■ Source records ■
** start **
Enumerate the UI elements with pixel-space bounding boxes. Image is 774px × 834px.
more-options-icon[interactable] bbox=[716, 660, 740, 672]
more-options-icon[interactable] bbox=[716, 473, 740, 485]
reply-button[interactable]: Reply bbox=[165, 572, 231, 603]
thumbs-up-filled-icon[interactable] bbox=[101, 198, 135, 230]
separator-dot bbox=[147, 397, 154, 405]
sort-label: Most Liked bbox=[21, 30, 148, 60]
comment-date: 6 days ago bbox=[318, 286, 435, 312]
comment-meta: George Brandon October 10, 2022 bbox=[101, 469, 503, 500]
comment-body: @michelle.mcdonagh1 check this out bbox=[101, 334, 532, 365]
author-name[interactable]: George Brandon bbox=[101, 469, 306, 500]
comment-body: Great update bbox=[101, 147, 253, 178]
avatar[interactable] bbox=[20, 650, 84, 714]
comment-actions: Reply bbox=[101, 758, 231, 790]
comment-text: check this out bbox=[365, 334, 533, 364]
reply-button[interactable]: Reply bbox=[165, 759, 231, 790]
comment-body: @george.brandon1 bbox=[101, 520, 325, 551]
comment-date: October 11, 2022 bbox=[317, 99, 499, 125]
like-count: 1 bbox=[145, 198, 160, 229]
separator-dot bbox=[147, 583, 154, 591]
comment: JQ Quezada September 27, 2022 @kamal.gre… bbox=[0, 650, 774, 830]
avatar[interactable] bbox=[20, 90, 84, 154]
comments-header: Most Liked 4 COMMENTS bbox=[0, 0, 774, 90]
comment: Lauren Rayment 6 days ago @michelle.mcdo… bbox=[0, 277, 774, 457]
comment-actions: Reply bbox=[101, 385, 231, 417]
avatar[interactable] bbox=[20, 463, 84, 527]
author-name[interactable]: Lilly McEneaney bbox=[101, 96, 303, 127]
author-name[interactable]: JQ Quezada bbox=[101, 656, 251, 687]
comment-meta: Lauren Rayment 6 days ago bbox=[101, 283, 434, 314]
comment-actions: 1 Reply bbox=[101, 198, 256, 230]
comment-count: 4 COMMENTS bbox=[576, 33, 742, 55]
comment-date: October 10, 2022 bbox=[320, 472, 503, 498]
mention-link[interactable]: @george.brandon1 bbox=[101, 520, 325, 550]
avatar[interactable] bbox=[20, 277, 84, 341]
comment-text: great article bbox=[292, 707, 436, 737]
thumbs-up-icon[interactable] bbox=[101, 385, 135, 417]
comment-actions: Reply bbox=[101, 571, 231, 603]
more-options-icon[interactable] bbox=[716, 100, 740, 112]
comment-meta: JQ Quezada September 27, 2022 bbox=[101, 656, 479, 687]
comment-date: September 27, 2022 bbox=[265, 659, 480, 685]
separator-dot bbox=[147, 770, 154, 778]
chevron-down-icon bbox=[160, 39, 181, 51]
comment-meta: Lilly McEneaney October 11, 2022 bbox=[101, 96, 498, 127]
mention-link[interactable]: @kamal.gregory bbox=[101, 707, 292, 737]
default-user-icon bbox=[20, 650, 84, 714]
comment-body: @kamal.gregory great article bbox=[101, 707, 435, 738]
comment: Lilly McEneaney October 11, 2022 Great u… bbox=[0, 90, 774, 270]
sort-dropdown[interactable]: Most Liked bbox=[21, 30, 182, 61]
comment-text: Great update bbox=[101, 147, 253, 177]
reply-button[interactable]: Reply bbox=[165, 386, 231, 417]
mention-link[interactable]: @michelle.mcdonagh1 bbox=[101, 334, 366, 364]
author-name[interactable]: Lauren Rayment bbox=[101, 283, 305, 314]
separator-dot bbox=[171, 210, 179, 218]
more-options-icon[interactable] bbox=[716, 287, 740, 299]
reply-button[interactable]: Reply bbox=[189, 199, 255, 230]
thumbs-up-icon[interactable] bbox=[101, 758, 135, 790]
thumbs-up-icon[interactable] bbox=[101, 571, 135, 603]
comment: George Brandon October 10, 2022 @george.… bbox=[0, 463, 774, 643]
** end **
■ GIVEN REQUEST ■
Reproduce all of the lines above verbatim.

■ THE OUTPUT ■
Enumerate the UI elements with pixel-space bounding boxes. Image is 774px × 834px.
more-options-icon[interactable] bbox=[716, 660, 740, 672]
more-options-icon[interactable] bbox=[716, 473, 740, 485]
reply-button[interactable]: Reply bbox=[165, 572, 231, 603]
thumbs-up-filled-icon[interactable] bbox=[101, 198, 135, 230]
separator-dot bbox=[147, 397, 154, 405]
sort-label: Most Liked bbox=[21, 30, 148, 60]
comment-date: 6 days ago bbox=[318, 286, 435, 312]
comment-meta: George Brandon October 10, 2022 bbox=[101, 469, 503, 500]
comment-body: @michelle.mcdonagh1 check this out bbox=[101, 334, 532, 365]
author-name[interactable]: George Brandon bbox=[101, 469, 306, 500]
comment-body: Great update bbox=[101, 147, 253, 178]
avatar[interactable] bbox=[20, 650, 84, 714]
comment-actions: Reply bbox=[101, 758, 231, 790]
comment-text: check this out bbox=[365, 334, 533, 364]
reply-button[interactable]: Reply bbox=[165, 759, 231, 790]
comment-body: @george.brandon1 bbox=[101, 520, 325, 551]
comment-date: October 11, 2022 bbox=[317, 99, 499, 125]
like-count: 1 bbox=[145, 198, 160, 229]
separator-dot bbox=[147, 583, 154, 591]
comment: JQ Quezada September 27, 2022 @kamal.gre… bbox=[0, 650, 774, 830]
avatar[interactable] bbox=[20, 90, 84, 154]
comments-header: Most Liked 4 COMMENTS bbox=[0, 0, 774, 90]
comment: Lauren Rayment 6 days ago @michelle.mcdo… bbox=[0, 277, 774, 457]
comment-actions: Reply bbox=[101, 385, 231, 417]
avatar[interactable] bbox=[20, 463, 84, 527]
author-name[interactable]: Lilly McEneaney bbox=[101, 96, 303, 127]
author-name[interactable]: JQ Quezada bbox=[101, 656, 251, 687]
comment-meta: Lauren Rayment 6 days ago bbox=[101, 283, 434, 314]
comment-actions: 1 Reply bbox=[101, 198, 256, 230]
comment-count: 4 COMMENTS bbox=[576, 33, 742, 55]
comment-date: October 10, 2022 bbox=[320, 472, 503, 498]
mention-link[interactable]: @george.brandon1 bbox=[101, 520, 325, 550]
avatar[interactable] bbox=[20, 277, 84, 341]
comment-text: great article bbox=[292, 707, 436, 737]
thumbs-up-icon[interactable] bbox=[101, 385, 135, 417]
comment-actions: Reply bbox=[101, 571, 231, 603]
more-options-icon[interactable] bbox=[716, 100, 740, 112]
comment-meta: JQ Quezada September 27, 2022 bbox=[101, 656, 479, 687]
comment-date: September 27, 2022 bbox=[265, 659, 480, 685]
separator-dot bbox=[147, 770, 154, 778]
chevron-down-icon bbox=[160, 39, 181, 51]
comment-meta: Lilly McEneaney October 11, 2022 bbox=[101, 96, 498, 127]
mention-link[interactable]: @kamal.gregory bbox=[101, 707, 292, 737]
default-user-icon bbox=[20, 650, 84, 714]
comment-body: @kamal.gregory great article bbox=[101, 707, 435, 738]
comment: Lilly McEneaney October 11, 2022 Great u… bbox=[0, 90, 774, 270]
sort-dropdown[interactable]: Most Liked bbox=[21, 30, 182, 61]
comment-text: Great update bbox=[101, 147, 253, 177]
reply-button[interactable]: Reply bbox=[165, 386, 231, 417]
mention-link[interactable]: @michelle.mcdonagh1 bbox=[101, 334, 366, 364]
author-name[interactable]: Lauren Rayment bbox=[101, 283, 305, 314]
separator-dot bbox=[171, 210, 179, 218]
more-options-icon[interactable] bbox=[716, 287, 740, 299]
reply-button[interactable]: Reply bbox=[189, 199, 255, 230]
thumbs-up-icon[interactable] bbox=[101, 758, 135, 790]
thumbs-up-icon[interactable] bbox=[101, 571, 135, 603]
comment: George Brandon October 10, 2022 @george.… bbox=[0, 463, 774, 643]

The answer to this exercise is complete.